Skip to content

Java library that uses postgreSQL copy command to improve bulk insert/update operations.

Notifications You must be signed in to change notification settings

egn88/java_bulk_import_lib

Repository files navigation

PostgreSQL Bulk Import Library

A high-performance Java library for bulk INSERT, UPDATE, and UPSERT operations on PostgreSQL using the COPY command. Supports JPA entities, custom annotations, or fluent API mapping.

Features

  • High Performance: Uses PostgreSQL's COPY command for maximum throughput
  • Multiple Mapping Options: JPA annotations, custom annotations, or fluent builder API
  • Full Operation Support: INSERT, UPDATE, and UPSERT (INSERT ... ON CONFLICT)
  • Streaming Support: Process large datasets with Stream<T> without memory limits
  • Transaction Control: Attach to existing transactions for ACID compliance
  • Spring Boot Integration: Auto-configuration with externalized properties
  • Java 8+ Compatible: Multi-module design supports both legacy and modern projects

Performance

INSERT (1M records, 24 columns):

Records Standard JPA This Library Speedup Throughput
100,000 ~60s ~1.3s 46x 74,000 rec/sec
500,000 ~5min ~6.7s 45x 74,000 rec/sec
1,000,000 ~11min ~13s 50x 74,000 rec/sec

UPDATE (500K records):

Records Standard JPA This Library Speedup Throughput
500,000 ~8min ~15s 32x 32,800 rec/sec

UPSERT (500K records - 250K updates + 250K inserts):

Records Standard JPA This Library Speedup Throughput
500,000 ~10min ~19s 31x 26,600 rec/sec

Benchmarks on PostgreSQL 16, Java 21, Docker container, 24-column entity

Installation

Step 1: Import the BOM:

<dependencyManagement>
    <dependencies>
        <dependency>
            <groupId>io.github.egn88</groupId>
            <artifactId>pg-bulk-import-bom</artifactId>
            <version>2.0.3</version>
            <type>pom</type>
            <scope>import</scope>
        </dependency>
    </dependencies>
</dependencyManagement>

Step 2: Add the module you need:

Your Project Module
Spring Boot 3.x pg-bulk-import-spring-boot
Java 17+ with JPA pg-bulk-import-jpa-jakarta
Java 8-16 with JPA pg-bulk-import-jpa-javax
No JPA (any Java) pg-bulk-import-core
<dependency>
    <groupId>io.github.egn88</groupId>
    <artifactId>pg-bulk-import-jpa-jakarta</artifactId> <!-- or your chosen module -->
</dependency>
Gradle
dependencies {
    implementation platform('io.github.egn88:pg-bulk-import-bom:2.0.3')

■ **Set of tasks**
1 – According to the features list on the bulk import library page, why does the library deliver high performance? Answer in one to three sentences.
2 – Which module does the bulk import library page recommend for a project on Java 8-16 with JPA?
3 – Pick up the bulk import library page from its last line and keep writing.
The lines below are separate from the bulk import library page.

■ **Supplied information**
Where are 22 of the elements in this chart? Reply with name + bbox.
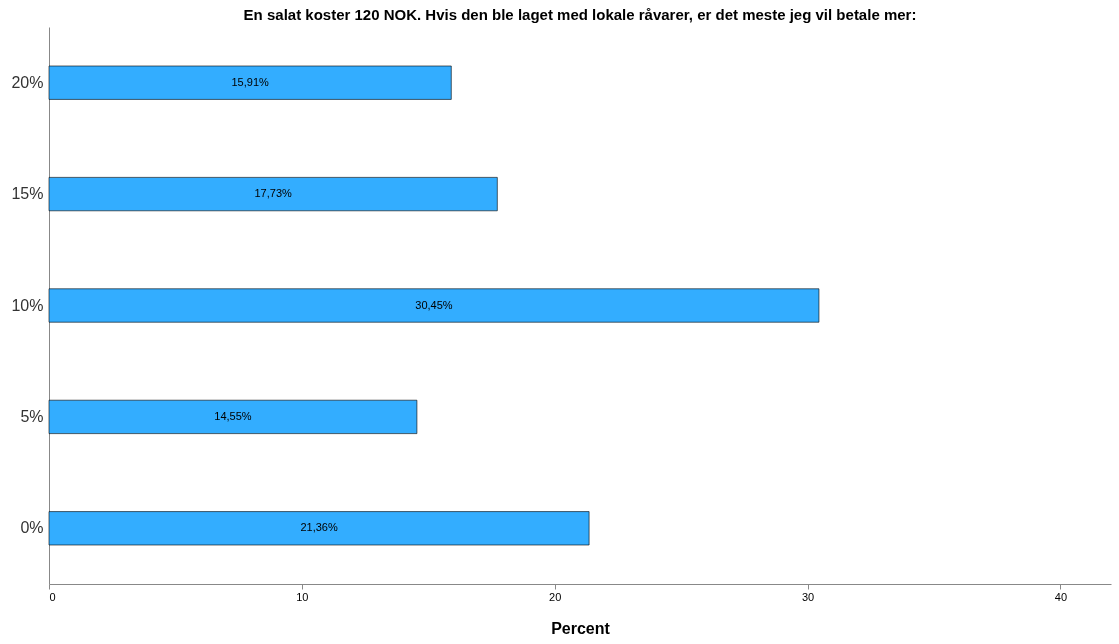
data-label: 30,45% xyxy=(415,298,453,311)
data-label: 14,55% xyxy=(214,409,252,422)
y-tick-label: 15% xyxy=(11,185,44,203)
x-tick-label: 10 xyxy=(296,590,309,603)
bar xyxy=(48,511,590,546)
data-label: 17,73% xyxy=(254,187,293,200)
data-label: 21,36% xyxy=(300,521,338,534)
bar xyxy=(48,65,452,100)
y-tick-label: 0% xyxy=(20,519,44,537)
data-label: 15,91% xyxy=(231,75,270,88)
bar xyxy=(48,288,820,323)
x-tick-label: 20 xyxy=(549,590,562,603)
y-tick-label: 5% xyxy=(20,407,44,425)
x-tick-label: 40 xyxy=(1054,590,1068,603)
bar xyxy=(48,177,498,212)
bar xyxy=(48,399,418,434)
chart-title: En salat koster 120 NOK. Hvis den ble laget med lokale råvarer, er det meste jeg vil betale mer: xyxy=(243,6,917,23)
y-tick-label: 20% xyxy=(11,73,44,91)
x-axis-title: Percent xyxy=(551,619,611,637)
y-tick-label: 10% xyxy=(11,296,44,314)
x-tick-label: 30 xyxy=(801,590,815,603)
x-tick-label: 0 xyxy=(49,590,56,603)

■ **Responses in order**
1 – It uses PostgreSQL's COPY command, which the page credits with maximum throughput.

2 – pg-bulk-import-jpa-javax

3 –
    implementation 'io.github.egn88:pg-bulk-import-jpa-jakarta'
}

Quick Start

// With JPA entities - just use your existing @Entity classes
BulkImporter importer = BulkImporter.create(dataSource);
importer.insert(User.class, users);        // INSERT
importer.update(User.class, users);        // UPDATE
importer.upsert(User.class, users);        // UPSERT (INSERT ... ON CONFLICT)

Entity Mapping

Three options to map your objects to database tables:

JPA Annotations (recommended for JPA projects)

@Entity
@Table(name = "users")
public class User {
    @Id
    private Long id;

    @Column(name = "user_name")
    private String userName;
}

// Register JPA mapper once at startup
JpaEntityMapper.register();

importer.insert(User.class, users);

Custom Annotations (for DTOs or non-JPA classes)

@BulkTable(name = "users")
public class UserDto {
    @BulkId
    private Long id;

    @BulkColumn(name = "user_name")
    private String userName;

    @BulkTransient  // excluded
    private String temp;
}

importer.insert(UserDto.class, users);

Fluent Builder (no annotations required)

TableMapping<User> mapping = TableMapping.<User>builder("users")
    .id("id", User::getId)
    .column("user_name", User::getUserName)
    .column("email", User::getEmail)
    .build();

importer.insert(mapping, users);

Operations

INSERT

importer.insert(User.class, userList);
importer.insert(User.class, userStream);  // streaming for large datasets

UPDATE

// Matches on @Id columns by default
importer.update(User.class, usersToUpdate);

UPSERT

BulkImportConfig config = BulkImportConfig.builder()
    .conflictStrategy(ConflictStrategy.UPDATE_ALL)
    .conflictColumns("id")
    .build();

BulkImporter importer = BulkImporter.create(dataSource).withConfig(config);
importer.upsert(User.class, users);

Conflict Strategies:

Strategy Behavior
FAIL Throw exception (default)
DO_NOTHING Skip conflicting rows
UPDATE_ALL Update all non-ID columns
UPDATE_SPECIFIED Update only specified columns

Configuration

BulkImportConfig config = BulkImportConfig.builder()
    // --- UPSERT options ---
    .conflictStrategy(ConflictStrategy.UPDATE_ALL) // optional, default: FAIL
    .conflictColumns("email")                      // optional, default: @Id columns (must have unique constraint)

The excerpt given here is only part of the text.